Reading passage
>>>

97% tests passed, 1 tests failed out of 33

Total Test time (real) = 2128.78 sec

The following tests FAILED:
	 29 - test_json (Failed)
Errors while running CTest
Output from these tests are in: /Users/philipturner/Documents/building-dlprimitives/dlprimitives/build/Testing/Temporary/LastTest.log
Use "--rerun-failed --output-on-failure" to re-run the failed cases verbosely.
make: *** [test] Error 8

[philipturner]

of course need to fix the ctx.estimated_core_count() first to calculate number of threads from the cores

Also separating this out from other talk. The ratio of threads to "cores" on the Apple7 generation is 256 (8192 threads / 32 cores). However, that number doubled with the Apple8 generation. We would need to check for A15+ or M2+ in the device's name to bump the ratio to 512. Do you have a suggestion for how we can future-proof the algorithm to get the correct number of cores on the Apple8 architecture?

[philipturner]

I changed the number of cores to show the proper amount, and I proved that reduce_k_ was activated in some of the Convolution benchmarks for bwd-filt (including VGG). Nothing changed much, but there were some places where the bwd-filt performance improved. For example, the second VGG backward filter went from 4% 0.8% to 9% 1.9%.

full_results.txt

I attempted changing the tile_size_k_ for the fastest option (32x32, 4x4) from 16 to 32, but performance for VGG suffered by ~1% (forward, bwd-data) and improved ~0.5% (bwd-filter). Both K=16 and K=32 have identical performance for GEMM. Which option would you expect to be faster for reduction operations?

[philipturner]

I’m going to reserve this comment for discussion about compiling any code I create.

<<<

Task requirements
Please reproduce the forum thread word for word, from "of course need" up to and including "the Apple8 architecture?".

Given entries
>>>

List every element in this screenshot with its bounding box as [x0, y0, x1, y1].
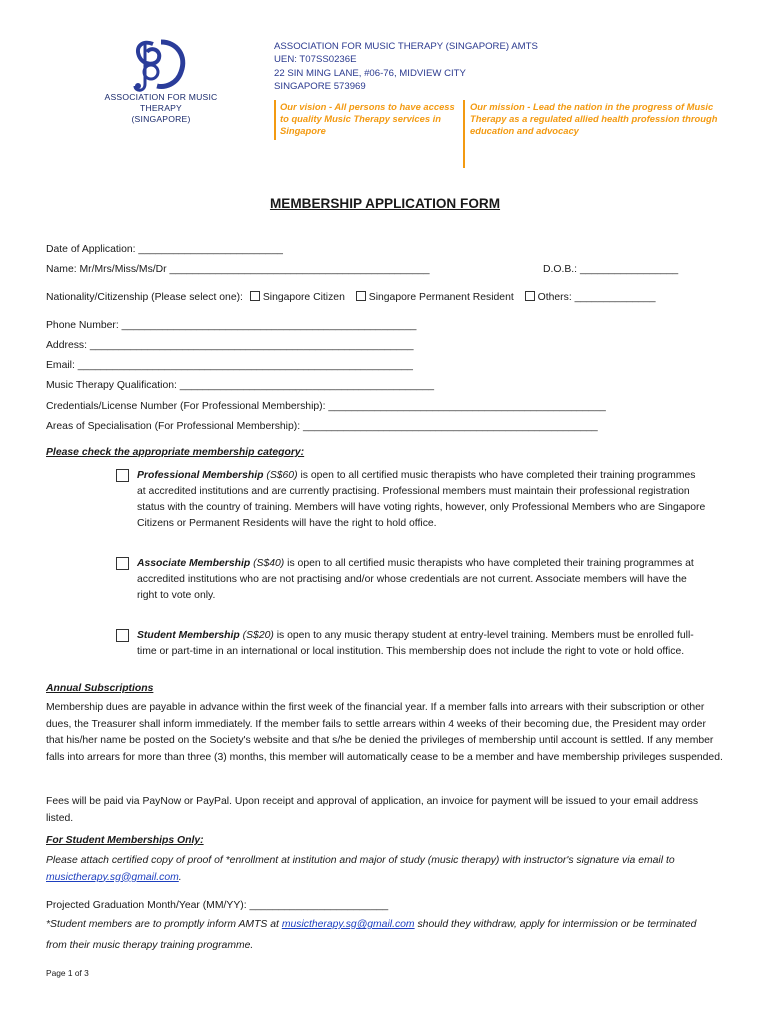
credentials-field[interactable]: Credentials/License Number (For Professional Membership): ________________________________________________: [46, 401, 606, 412]
phone-field[interactable]: Phone Number: ___________________________________________________: [46, 320, 417, 331]
fees-payment-text: Fees will be paid via PayNow or PayPal. Upon receipt and approval of application, an invoice for payment will be issued to your email address listed.: [46, 796, 699, 824]
student-withdrawal-note: [46, 914, 716, 956]
associate-membership-text: is open to all certified music therapists who have completed their training programmes at accredited institutions who are not practising and/or whose credentials are not current. Associate members will have the right to vote only.: [137, 558, 694, 601]
dob-field[interactable]: D.O.B.: _________________: [543, 264, 679, 275]
professional-membership-text: is open to all certified music therapists who have completed their training programmes at accredited institutions and are currently practising. Professional members must maintain their professional registration status with the country of training. Members will have voting rights, however, only Professional Members who are Singapore Citizens or Permanent Residents will have the right to hold office.: [137, 470, 706, 529]
annual-subscriptions-text: Membership dues are payable in advance within the first week of the financial year. If a member falls into arrears with their subscription or other dues, the Treasurer shall inform immediately. If the member fails to settle arrears within 4 weeks of their becoming due, the President may order that his/her name be posted on the Society's website and that s/he be denied the privileges of membership until account is settled. If any member falls into arrears for more than three (3) months, this member will automatically cease to be a member and have membership privileges suspended.: [46, 702, 723, 763]
student-membership-checkbox[interactable]: [116, 629, 129, 642]
org-name: ASSOCIATION FOR MUSIC THERAPY (SINGAPORE) AMTS: [274, 41, 538, 52]
associate-membership-name: Associate Membership: [137, 558, 251, 569]
annual-subscriptions-heading: Annual Subscriptions: [46, 683, 154, 694]
associate-membership-description: [137, 556, 707, 604]
professional-membership-name: Professional Membership: [137, 470, 264, 481]
mission-statement: Our mission - Lead the nation in the progress of Music Therapy as a regulated allied health profession through education and advocacy: [470, 101, 718, 136]
contact-email-link[interactable]: musictherapy.sg@gmail.com: [46, 871, 179, 883]
treble-clef-logo-icon: [95, 36, 227, 96]
period: .: [178, 871, 182, 883]
mission-divider: [463, 100, 465, 168]
specialisation-field[interactable]: Areas of Specialisation (For Professional Membership): ___________________________________________________: [46, 421, 598, 432]
professional-membership-description: [137, 468, 707, 532]
logo-caption-line1: ASSOCIATION FOR MUSIC THERAPY: [104, 92, 218, 113]
logo-caption: [95, 92, 227, 125]
vision-divider: [274, 100, 276, 140]
student-membership-fee: (S$20): [242, 630, 274, 641]
singapore-citizen-label: Singapore Citizen: [262, 292, 345, 303]
withdrawal-note-end: should they withdraw, apply for intermission or be terminated from their music therapy training programme.: [46, 919, 697, 951]
associate-membership-fee: (S$40): [253, 558, 285, 569]
student-proof-text: Please attach certified copy of proof of *enrollment at institution and major of study (music therapy) with instructor's signature via email to: [46, 855, 675, 866]
email-field[interactable]: Email: __________________________________________________________: [46, 360, 413, 371]
permanent-resident-checkbox[interactable]: [356, 291, 366, 301]
nationality-label: Nationality/Citizenship (Please select one):: [46, 292, 243, 303]
logo-caption-line2: (SINGAPORE): [131, 114, 191, 124]
graduation-date-field[interactable]: Projected Graduation Month/Year (MM/YY): ________________________: [46, 900, 389, 911]
membership-category-heading: Please check the appropriate membership category:: [46, 447, 305, 458]
professional-membership-fee: (S$60): [266, 470, 298, 481]
professional-membership-checkbox[interactable]: [116, 469, 129, 482]
permanent-resident-label: Singapore Permanent Resident: [368, 292, 514, 303]
page-number: Page 1 of 3: [46, 968, 89, 978]
student-membership-name: Student Membership: [137, 630, 240, 641]
org-address-line1: 22 SIN MING LANE, #06-76, MIDVIEW CITY: [274, 67, 466, 79]
singapore-citizen-checkbox[interactable]: [250, 291, 260, 301]
student-membership-text: is open to any music therapy student at entry-level training. Members must be enrolled full-time or part-time in an international or local institution. This membership does not include the right to vote or hold office.: [137, 630, 694, 657]
others-label: Others: ______________: [537, 292, 656, 303]
others-checkbox[interactable]: [525, 291, 535, 301]
associate-membership-checkbox[interactable]: [116, 557, 129, 570]
address-field[interactable]: Address: ________________________________________________________: [46, 340, 414, 351]
qualification-field[interactable]: Music Therapy Qualification: ____________________________________________: [46, 380, 435, 391]
student-membership-description: [137, 628, 707, 660]
vision-statement: Our vision - All persons to have access to quality Music Therapy services in Singapore: [280, 101, 455, 136]
withdrawal-email-link[interactable]: musictherapy.sg@gmail.com: [281, 919, 415, 930]
org-address-block: [274, 40, 538, 94]
org-uen: UEN: T07SS0236E: [274, 54, 357, 66]
student-proof-instructions: [46, 853, 706, 886]
nationality-row: [46, 291, 656, 303]
org-address-line2: SINGAPORE 573969: [274, 81, 366, 93]
name-field[interactable]: Name: Mr/Mrs/Miss/Ms/Dr _____________________________________________: [46, 264, 430, 275]
form-title: MEMBERSHIP APPLICATION FORM: [269, 196, 501, 211]
withdrawal-note-start: *Student members are to promptly inform AMTS at: [46, 919, 279, 930]
date-of-application-field[interactable]: Date of Application: _________________________: [46, 244, 283, 255]
student-only-heading: For Student Memberships Only:: [46, 835, 204, 846]
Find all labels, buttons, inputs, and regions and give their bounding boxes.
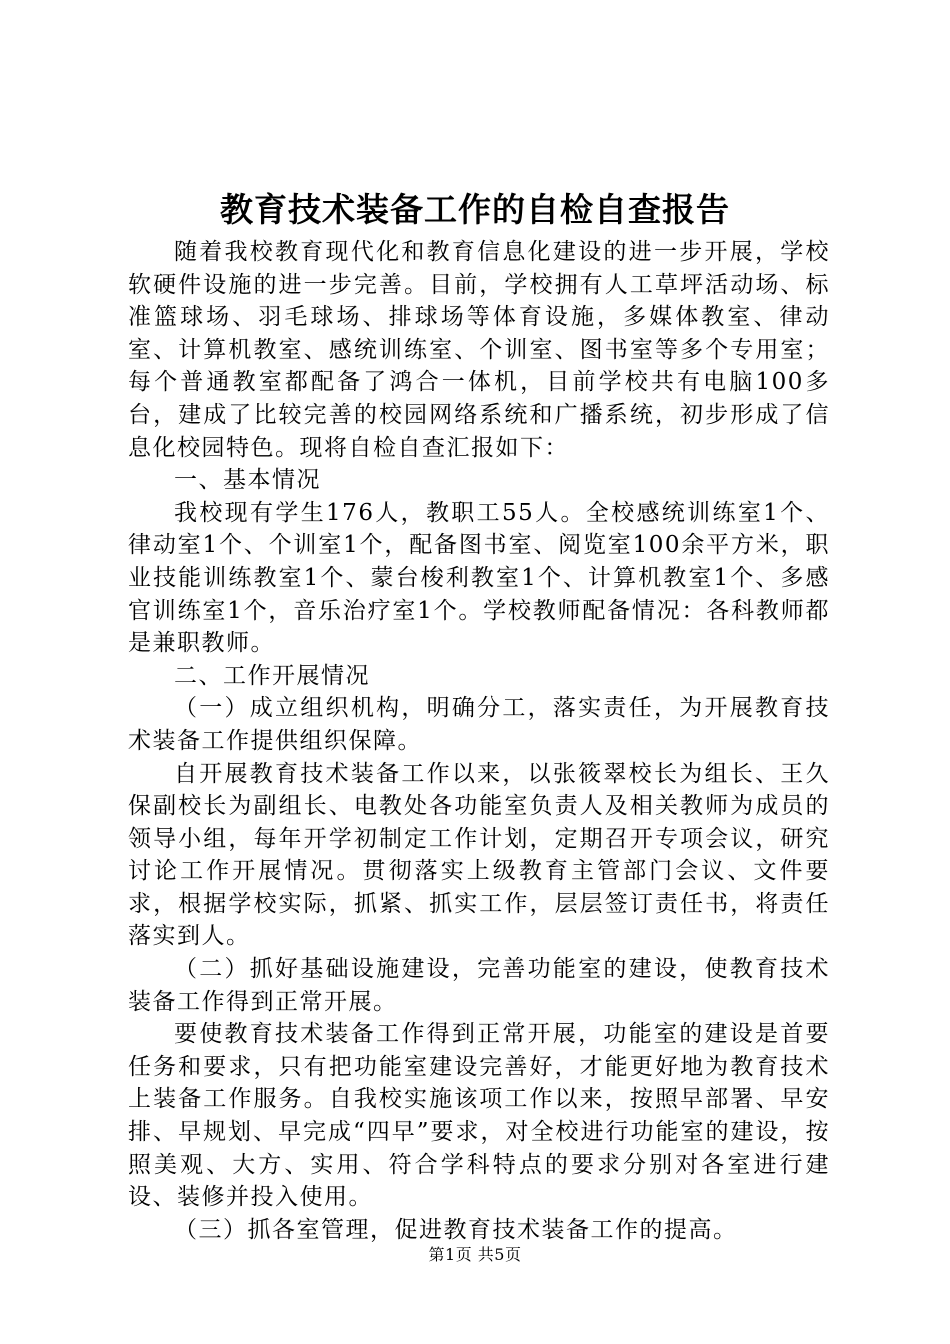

<<<

Reply
of course need to fix the ctx.estimated_core_count() first to calculate number of threads from the cores

Also separating this out from other talk. The ratio of threads to "cores" on the Apple7 generation is 256 (8192 threads / 32 cores). However, that number doubled with the Apple8 generation. We would need to check for A15+ or M2+ in the device's name to bump the ratio to 512. Do you have a suggestion for how we can future-proof the algorithm to get the correct number of cores on the Apple8 architecture?